EXERCISE OBJECTIVE: Copy every record exactly, and keep the pictures out.

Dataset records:
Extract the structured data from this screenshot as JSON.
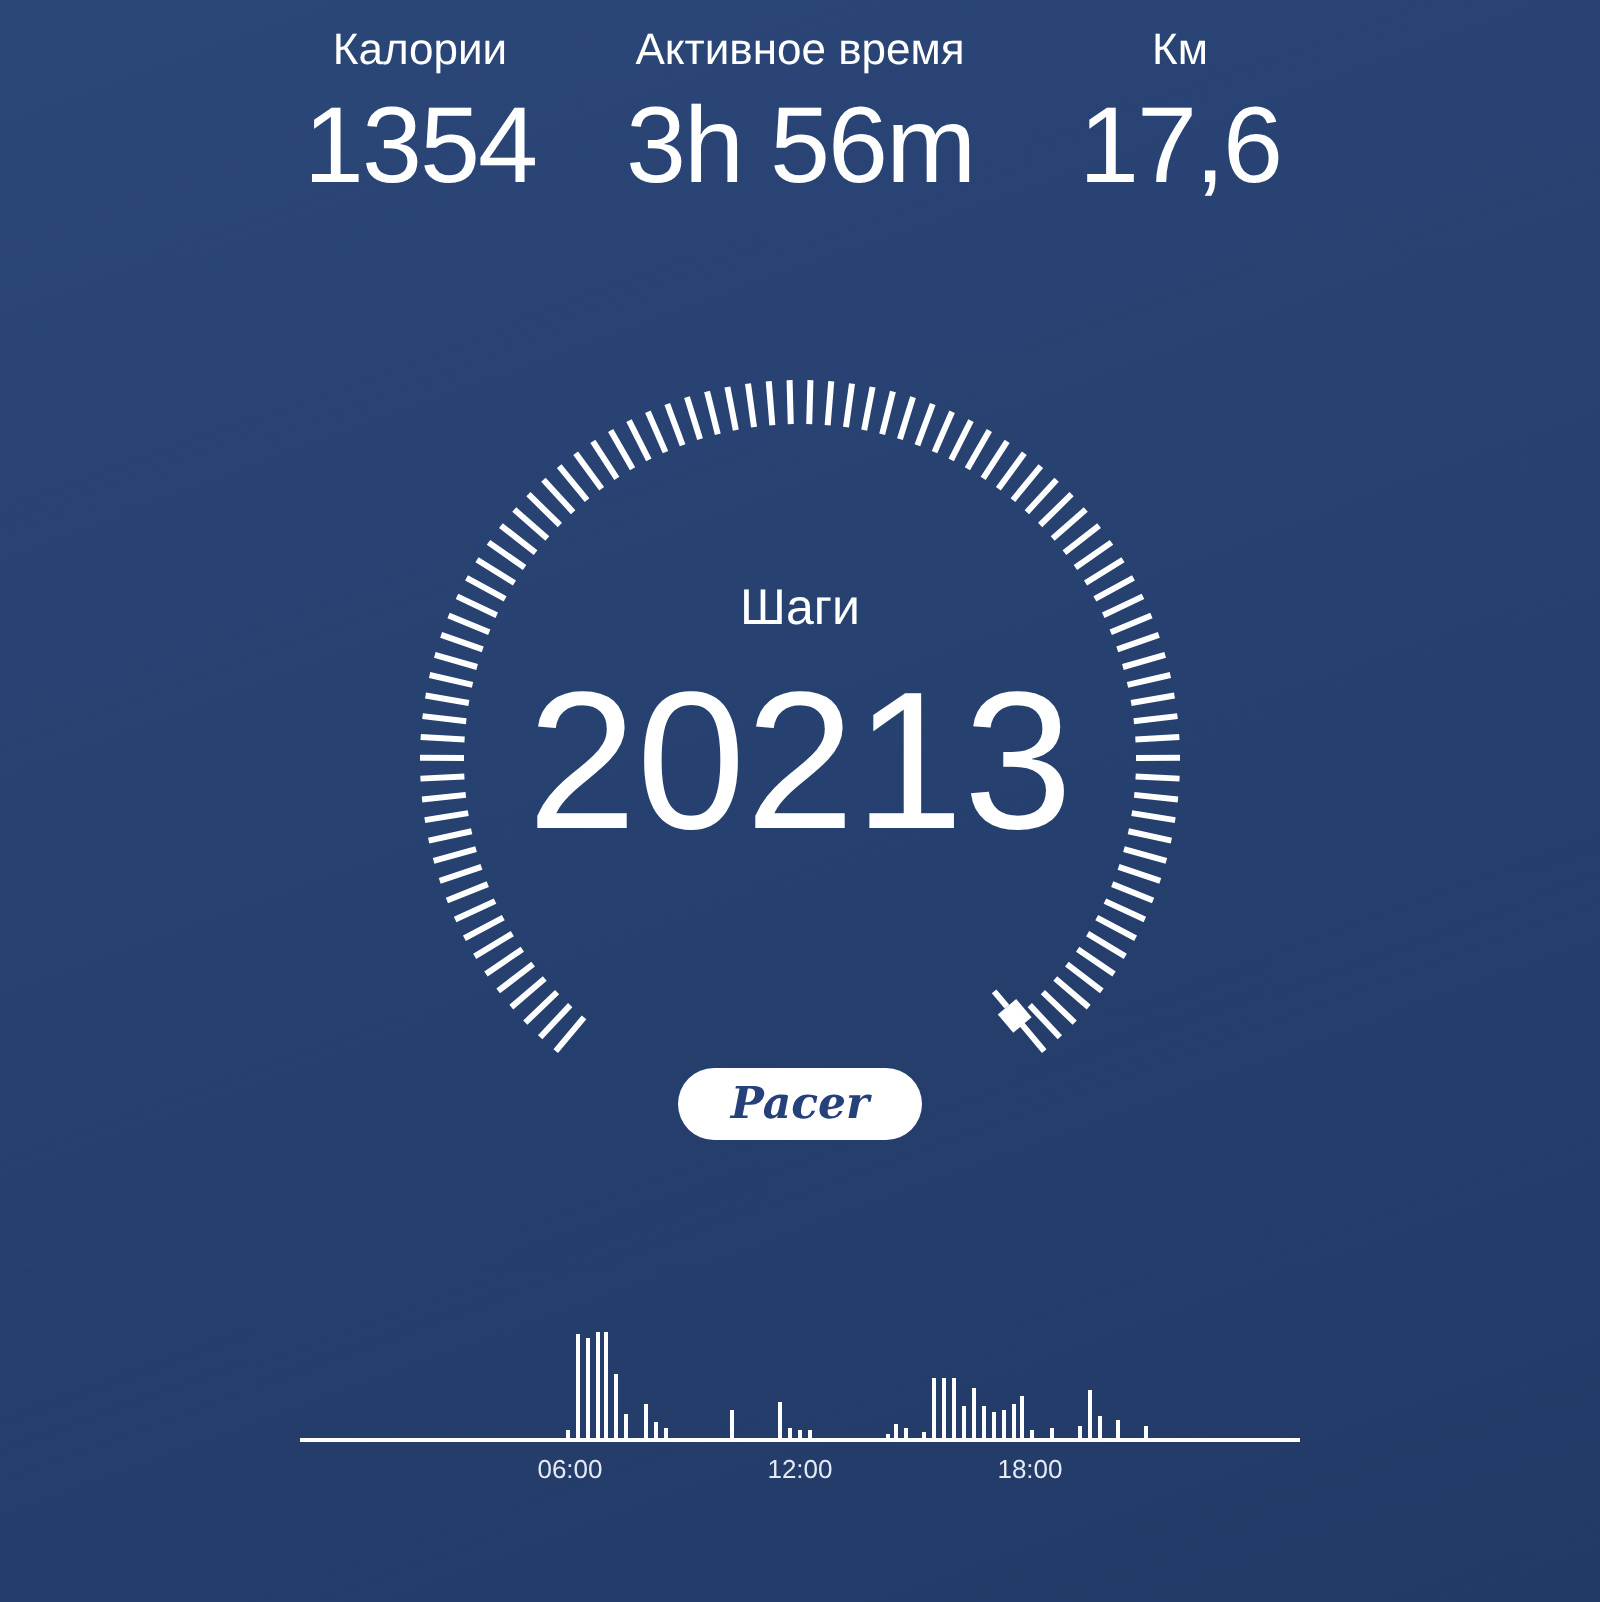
{
  "stats": [
    {
      "label": "Калории",
      "value": "1354"
    },
    {
      "label": "Активное время",
      "value": "3h 56m"
    },
    {
      "label": "Км",
      "value": "17,6"
    }
  ],
  "steps": {
    "label": "Шаги",
    "value": "20213"
  },
  "logo": "Pacer",
  "activity_chart": {
    "xlabels": [
      "06:00",
      "12:00",
      "18:00"
    ]
  }
}
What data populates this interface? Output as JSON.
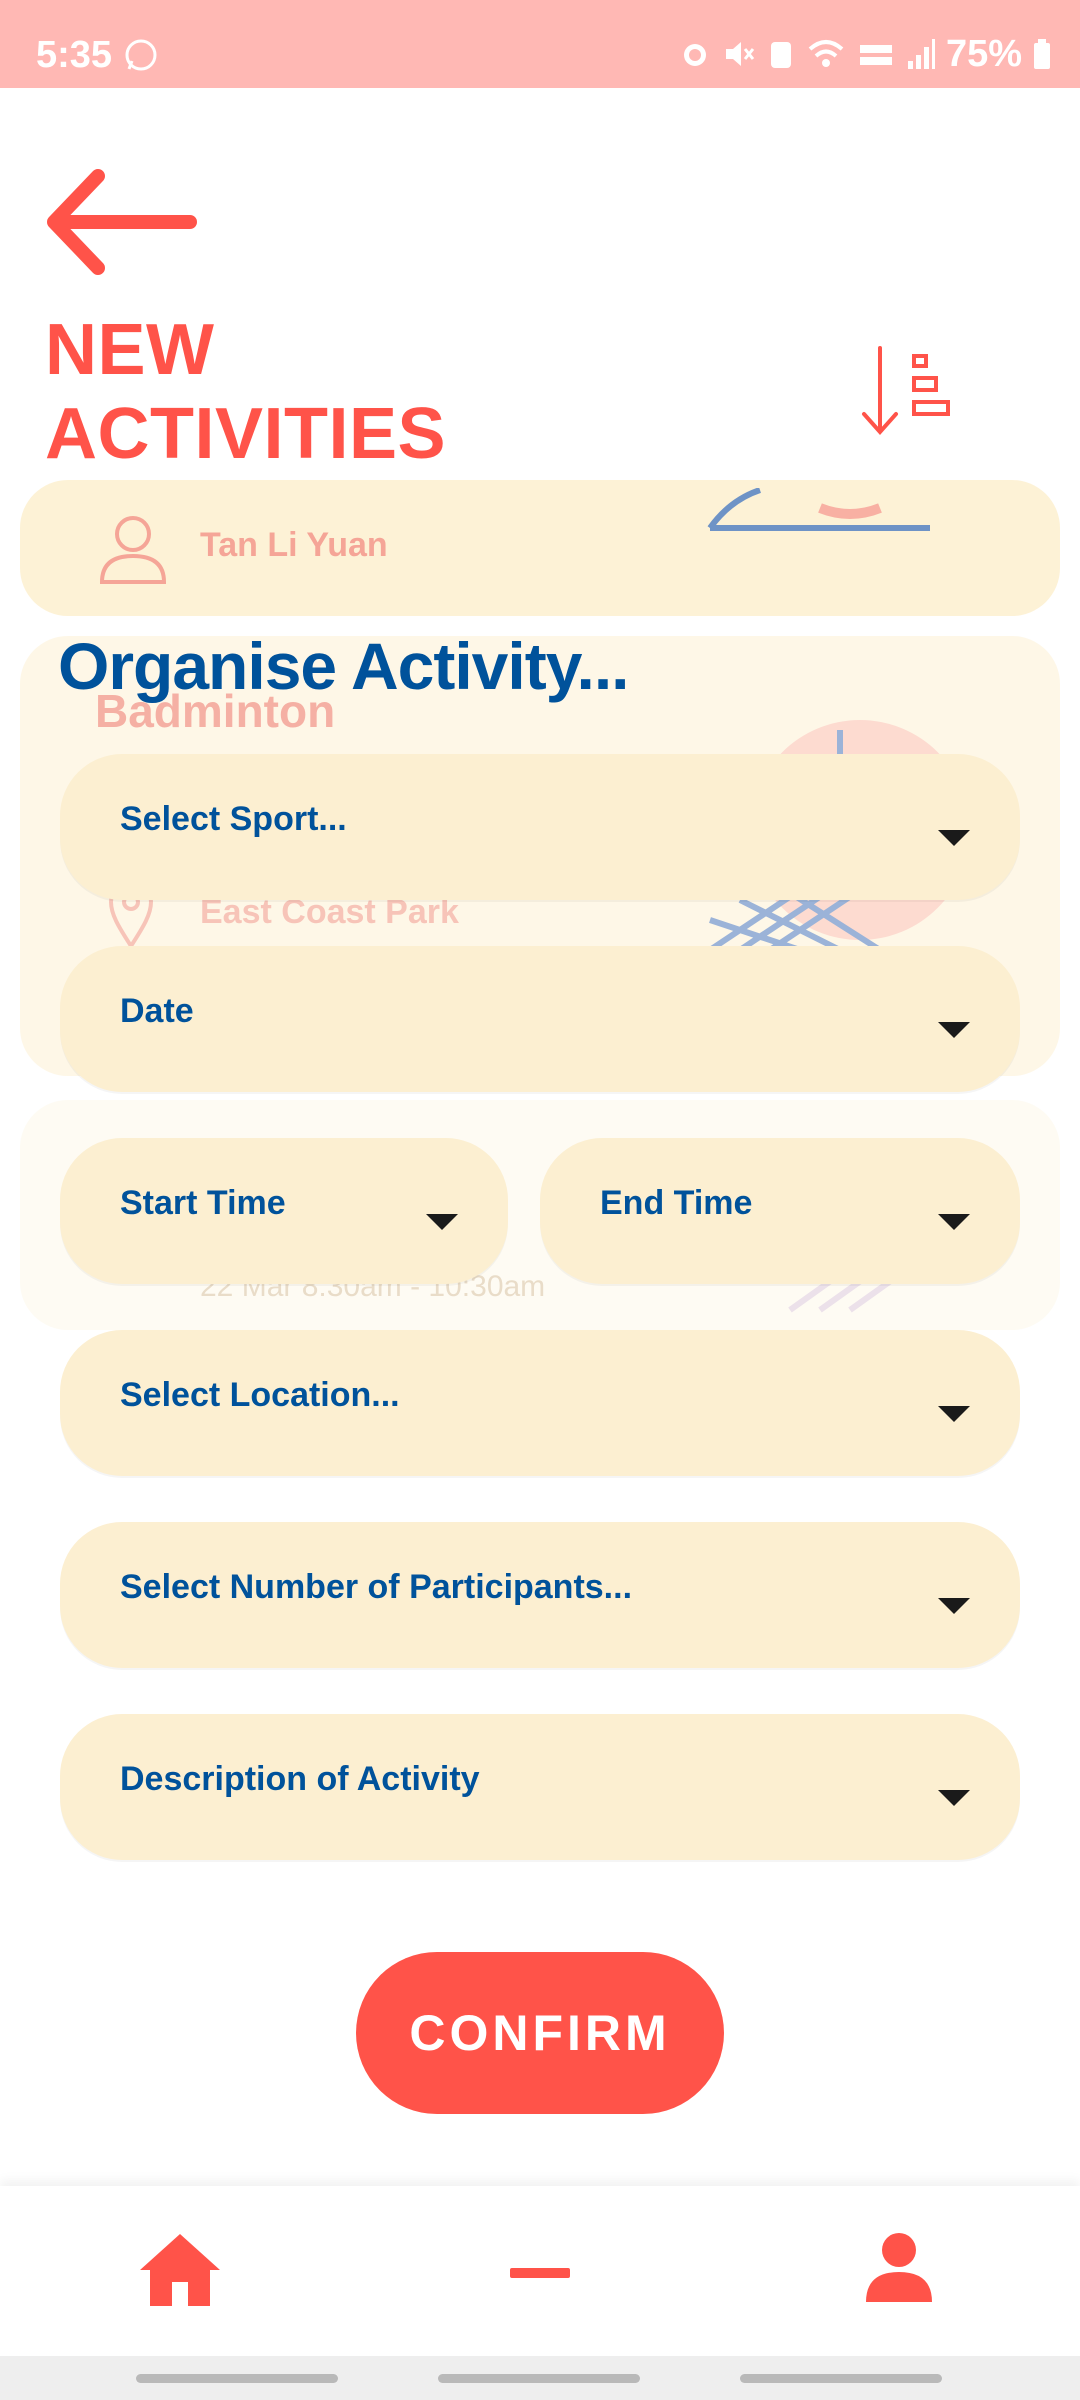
{
  "status_bar": {
    "time": "5:35",
    "battery": "75%"
  },
  "header": {
    "title_line1": "NEW",
    "title_line2": "ACTIVITIES"
  },
  "background_card": {
    "organiser": "Tan Li Yuan",
    "sport": "Badminton",
    "location": "East Coast Park",
    "time_text": "22 Mar  8:30am - 10:30am"
  },
  "form": {
    "heading": "Organise Activity...",
    "sport_placeholder": "Select Sport...",
    "date_placeholder": "Date",
    "start_time_placeholder": "Start Time",
    "end_time_placeholder": "End Time",
    "location_placeholder": "Select Location...",
    "participants_placeholder": "Select Number of Participants...",
    "description_placeholder": "Description of Activity"
  },
  "actions": {
    "confirm_label": "CONFIRM"
  },
  "colors": {
    "accent": "#ff5349",
    "primary_text": "#00529b",
    "field_bg": "#fcefd1",
    "status_bar": "#ffb8b4"
  },
  "icons": {
    "back": "arrow-left-icon",
    "sort": "sort-descending-icon",
    "home": "home-icon",
    "minus": "minus-icon",
    "profile": "profile-icon"
  }
}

RESULT OF THE EXERCISE:
Extract the structured data from this screenshot as JSON.
{
  "stats": [
    {
      "label": "Калории",
      "value": "1354"
    },
    {
      "label": "Активное время",
      "value": "3h 56m"
    },
    {
      "label": "Км",
      "value": "17,6"
    }
  ],
  "steps": {
    "label": "Шаги",
    "value": "20213"
  },
  "logo": "Pacer",
  "activity_chart": {
    "xlabels": [
      "06:00",
      "12:00",
      "18:00"
    ]
  }
}
What data populates this interface? Output as JSON.
{
  "status_bar": {
    "time": "5:35",
    "battery": "75%"
  },
  "header": {
    "title_line1": "NEW",
    "title_line2": "ACTIVITIES"
  },
  "background_card": {
    "organiser": "Tan Li Yuan",
    "sport": "Badminton",
    "location": "East Coast Park",
    "time_text": "22 Mar  8:30am - 10:30am"
  },
  "form": {
    "heading": "Organise Activity...",
    "sport_placeholder": "Select Sport...",
    "date_placeholder": "Date",
    "start_time_placeholder": "Start Time",
    "end_time_placeholder": "End Time",
    "location_placeholder": "Select Location...",
    "participants_placeholder": "Select Number of Participants...",
    "description_placeholder": "Description of Activity"
  },
  "actions": {
    "confirm_label": "CONFIRM"
  },
  "colors": {
    "accent": "#ff5349",
    "primary_text": "#00529b",
    "field_bg": "#fcefd1",
    "status_bar": "#ffb8b4"
  },
  "icons": {
    "back": "arrow-left-icon",
    "sort": "sort-descending-icon",
    "home": "home-icon",
    "minus": "minus-icon",
    "profile": "profile-icon"
  }
}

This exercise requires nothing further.